• **Document passage**
═══
Note: Illustrative, detailed descriptions of a Smart Traffic Light System (STLS) use case and a wind farm use case are provided in [3].

9. What about the aspirations regarding application deployment at the edge?

I suggest distinguishing between two edge cloud/fog environments: curated environment versus non-curated environment. The aspirations of both are different and the environments take into account the expectations of application developers for edge-apps or foglets.

Curated environment: It requires a 3rd party edge-application developer to closely work together with the infrastructure vendor who delivers the edge cloud/fog platform and the party who operates this platform. The edge application will be vetted for security, extensively tested and possibly integrated in a customised way (apart from it possibly making use of standardised APIs as e.g. from ETSI MEC). An example scenario:  A developer creates video acceleration software which is deployed on the MEC server, Cloudlet or fog node of a router manufacturer, whereby the router hosting this platform is deployed in the access network of a mobile (cellular) network operator. The expectations of the 3rd party app developer are met, as that party is used to integration work with telecoms companies.
═══
• **Data provided**
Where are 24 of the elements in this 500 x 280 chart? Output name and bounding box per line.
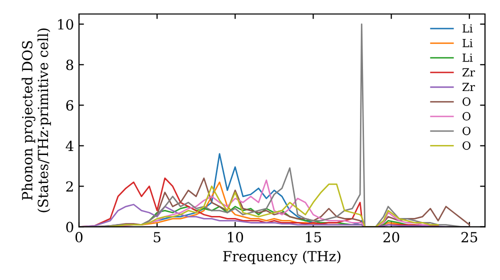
═══
• **Instructions to follow**
Print the part of the edge deployment passage above, starting at "Curated environment: It" and ending at "with telecoms companies.".

• **Right answer**
Curated environment: It requires a 3rd party edge-application developer to closely work together with the infrastructure vendor who delivers the edge cloud/fog platform and the party who operates this platform. The edge application will be vetted for security, extensively tested and possibly integrated in a customised way (apart from it possibly making use of standardised APIs as e.g. from ETSI MEC). An example scenario:  A developer creates video acceleration software which is deployed on the MEC server, Cloudlet or fog node of a router manufacturer, whereby the router hosting this platform is deployed in the access network of a mobile (cellular) network operator. The expectations of the 3rd party app developer are met, as that party is used to integration work with telecoms companies.